ESTRATTO DELLA PAGINA ::
══════════
Già in vigenza dell’ICI, il Legislatore aveva introdotto specifiche modalità di versamento dell’imposta in costanza di fallimento (oggi liquidazione giudiziale) e di liquidazione coatta amministrativa. La medesima previsione è stata replicata in ambito IMU con il dettato di cui all’art. 1, comma 768, ultimo periodo, senza estendere la norma agevolativa alle altre procedure concorsuali.
Le modalità di versamento dell’imposta comunale sugli immobili in presenza di liquidazione giudiziale e di liquidazione coatta amministrativa
Come è noto, nell’ipotesi in cui sia stata aperta la procedura di liquidazione giudiziale o di liquidazione coatta amministrativa, il curatore o il commissario liquidatore è tenuto al versamento dell’IMU dovuta “per il periodo di durata dell’intera procedura concorsuale entro il termine di tre mesi dalla data del decreto di trasferimento degli immobili”. In sostanza, in presenza delle procedure suddette, l’IMU è determinata dalla data di apertura della procedura medesima, fino alla data del deposito del decreto di trasferimento dello specifico immobile. Inoltre, il calcolo è eseguito facendo riferimento al singolo anno d’imposta considerando le aliquote ed eventuali agevolazioni stabilite dal regolamento comunale. Peraltro, l’imposta dovuta nella procedura concorsuale costituisce un debito in prededuzione.
══════════
ISTRUZIONI ::
[1] Riproduci senza modifiche il tratto del testo sull'IMU nelle procedure concorsuali che va da "Già in vigenza" fino a "altre procedure concorsuali.".
[2] Secondo il testo sull'IMU nelle procedure concorsuali, entro quale termine il curatore o il commissario liquidatore deve versare l'imposta dovuta?

DATI REGISTRATI ::
══════════
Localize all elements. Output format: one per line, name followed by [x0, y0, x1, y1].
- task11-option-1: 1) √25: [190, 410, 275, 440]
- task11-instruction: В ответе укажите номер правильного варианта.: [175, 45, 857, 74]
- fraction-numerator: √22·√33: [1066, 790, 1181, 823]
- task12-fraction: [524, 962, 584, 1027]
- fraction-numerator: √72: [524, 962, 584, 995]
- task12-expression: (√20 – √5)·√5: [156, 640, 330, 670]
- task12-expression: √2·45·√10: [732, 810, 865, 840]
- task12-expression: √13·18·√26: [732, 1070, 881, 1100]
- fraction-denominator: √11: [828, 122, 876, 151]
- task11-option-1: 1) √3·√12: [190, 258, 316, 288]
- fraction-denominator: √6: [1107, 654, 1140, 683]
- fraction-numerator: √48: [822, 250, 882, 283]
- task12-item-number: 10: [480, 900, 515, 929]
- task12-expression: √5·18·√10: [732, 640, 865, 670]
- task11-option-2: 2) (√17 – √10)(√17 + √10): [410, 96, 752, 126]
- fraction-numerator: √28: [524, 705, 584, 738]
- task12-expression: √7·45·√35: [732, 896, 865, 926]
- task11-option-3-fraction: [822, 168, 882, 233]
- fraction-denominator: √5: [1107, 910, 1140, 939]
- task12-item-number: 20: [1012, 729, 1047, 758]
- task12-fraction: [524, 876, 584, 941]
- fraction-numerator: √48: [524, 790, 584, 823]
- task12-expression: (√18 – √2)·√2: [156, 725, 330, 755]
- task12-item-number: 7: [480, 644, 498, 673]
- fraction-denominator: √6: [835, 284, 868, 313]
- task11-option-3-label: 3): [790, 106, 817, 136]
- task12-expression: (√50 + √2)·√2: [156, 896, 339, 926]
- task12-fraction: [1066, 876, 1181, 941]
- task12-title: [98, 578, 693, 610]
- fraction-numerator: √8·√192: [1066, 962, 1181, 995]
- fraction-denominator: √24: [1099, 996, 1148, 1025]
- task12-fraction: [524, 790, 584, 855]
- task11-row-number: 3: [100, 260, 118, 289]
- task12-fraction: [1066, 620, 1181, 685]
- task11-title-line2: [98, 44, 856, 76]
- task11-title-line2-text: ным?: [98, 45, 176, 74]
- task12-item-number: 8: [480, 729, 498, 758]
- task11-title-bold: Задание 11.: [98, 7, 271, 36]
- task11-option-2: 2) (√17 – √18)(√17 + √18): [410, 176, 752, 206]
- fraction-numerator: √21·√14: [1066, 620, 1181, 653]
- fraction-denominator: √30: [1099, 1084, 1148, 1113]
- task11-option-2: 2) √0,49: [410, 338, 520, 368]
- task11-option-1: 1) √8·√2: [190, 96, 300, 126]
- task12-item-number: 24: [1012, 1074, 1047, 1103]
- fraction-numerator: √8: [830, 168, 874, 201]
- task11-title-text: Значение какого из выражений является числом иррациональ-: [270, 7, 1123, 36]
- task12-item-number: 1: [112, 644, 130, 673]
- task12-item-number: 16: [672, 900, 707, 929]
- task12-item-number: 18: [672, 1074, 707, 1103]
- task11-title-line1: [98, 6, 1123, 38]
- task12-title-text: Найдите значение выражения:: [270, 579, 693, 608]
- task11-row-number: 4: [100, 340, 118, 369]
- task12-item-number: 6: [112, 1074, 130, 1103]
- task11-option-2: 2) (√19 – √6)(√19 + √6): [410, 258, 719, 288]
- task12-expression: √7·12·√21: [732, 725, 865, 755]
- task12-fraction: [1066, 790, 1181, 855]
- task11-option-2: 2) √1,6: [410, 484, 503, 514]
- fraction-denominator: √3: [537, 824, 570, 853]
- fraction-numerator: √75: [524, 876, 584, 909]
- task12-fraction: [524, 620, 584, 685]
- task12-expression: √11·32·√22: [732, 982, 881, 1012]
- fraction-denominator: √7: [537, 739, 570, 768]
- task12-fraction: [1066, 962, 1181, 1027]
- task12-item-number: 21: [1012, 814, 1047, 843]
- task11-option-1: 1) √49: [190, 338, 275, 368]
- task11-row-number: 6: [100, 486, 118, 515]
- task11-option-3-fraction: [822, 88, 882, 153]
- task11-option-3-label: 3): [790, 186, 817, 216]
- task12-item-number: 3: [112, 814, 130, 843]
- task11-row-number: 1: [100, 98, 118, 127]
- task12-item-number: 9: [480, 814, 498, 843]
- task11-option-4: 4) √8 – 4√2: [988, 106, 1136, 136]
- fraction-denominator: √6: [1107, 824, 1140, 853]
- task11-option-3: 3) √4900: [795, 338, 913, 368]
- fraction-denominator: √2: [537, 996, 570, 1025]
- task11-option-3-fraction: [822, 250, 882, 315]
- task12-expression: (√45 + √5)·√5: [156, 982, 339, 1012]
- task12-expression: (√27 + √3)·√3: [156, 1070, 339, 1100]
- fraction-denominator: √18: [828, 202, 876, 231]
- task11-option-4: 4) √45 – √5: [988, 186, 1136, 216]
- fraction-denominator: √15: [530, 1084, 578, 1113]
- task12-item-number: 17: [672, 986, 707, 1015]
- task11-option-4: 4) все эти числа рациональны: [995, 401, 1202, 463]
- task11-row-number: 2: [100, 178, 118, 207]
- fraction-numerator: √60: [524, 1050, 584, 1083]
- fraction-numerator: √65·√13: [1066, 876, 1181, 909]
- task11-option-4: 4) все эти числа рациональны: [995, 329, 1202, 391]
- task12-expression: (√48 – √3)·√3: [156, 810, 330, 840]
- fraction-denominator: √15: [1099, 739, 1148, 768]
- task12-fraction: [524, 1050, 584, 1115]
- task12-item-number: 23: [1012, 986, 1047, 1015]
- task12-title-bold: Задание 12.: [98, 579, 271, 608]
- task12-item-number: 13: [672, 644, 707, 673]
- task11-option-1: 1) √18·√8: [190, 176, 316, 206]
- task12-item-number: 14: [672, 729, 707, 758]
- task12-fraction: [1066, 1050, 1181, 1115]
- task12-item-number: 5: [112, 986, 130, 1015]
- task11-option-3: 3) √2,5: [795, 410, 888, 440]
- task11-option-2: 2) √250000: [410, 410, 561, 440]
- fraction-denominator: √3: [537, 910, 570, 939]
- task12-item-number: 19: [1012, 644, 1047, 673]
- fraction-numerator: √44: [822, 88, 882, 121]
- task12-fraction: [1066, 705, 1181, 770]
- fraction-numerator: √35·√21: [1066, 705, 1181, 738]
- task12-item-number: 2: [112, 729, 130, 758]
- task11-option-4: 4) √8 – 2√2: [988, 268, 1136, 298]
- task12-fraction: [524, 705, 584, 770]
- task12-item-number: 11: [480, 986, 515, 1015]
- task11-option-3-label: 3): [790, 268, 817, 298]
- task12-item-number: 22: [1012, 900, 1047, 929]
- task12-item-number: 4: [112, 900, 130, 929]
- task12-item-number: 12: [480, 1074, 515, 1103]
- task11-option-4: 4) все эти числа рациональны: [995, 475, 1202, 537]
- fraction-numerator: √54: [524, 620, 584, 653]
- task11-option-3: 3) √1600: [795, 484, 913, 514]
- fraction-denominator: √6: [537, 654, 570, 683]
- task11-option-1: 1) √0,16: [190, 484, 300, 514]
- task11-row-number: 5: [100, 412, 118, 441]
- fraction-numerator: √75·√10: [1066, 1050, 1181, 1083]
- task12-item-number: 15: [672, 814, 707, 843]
══════════
SOLUZIONI ::
[1]
Già in vigenza dell’ICI, il Legislatore aveva introdotto specifiche modalità di versamento dell’imposta in costanza di fallimento (oggi liquidazione giudiziale) e di liquidazione coatta amministrativa. La medesima previsione è stata replicata in ambito IMU con il dettato di cui all’art. 1, comma 768, ultimo periodo, senza estendere la norma agevolativa alle altre procedure concorsuali.

[2] Entro tre mesi dalla data del decreto di trasferimento degli immobili.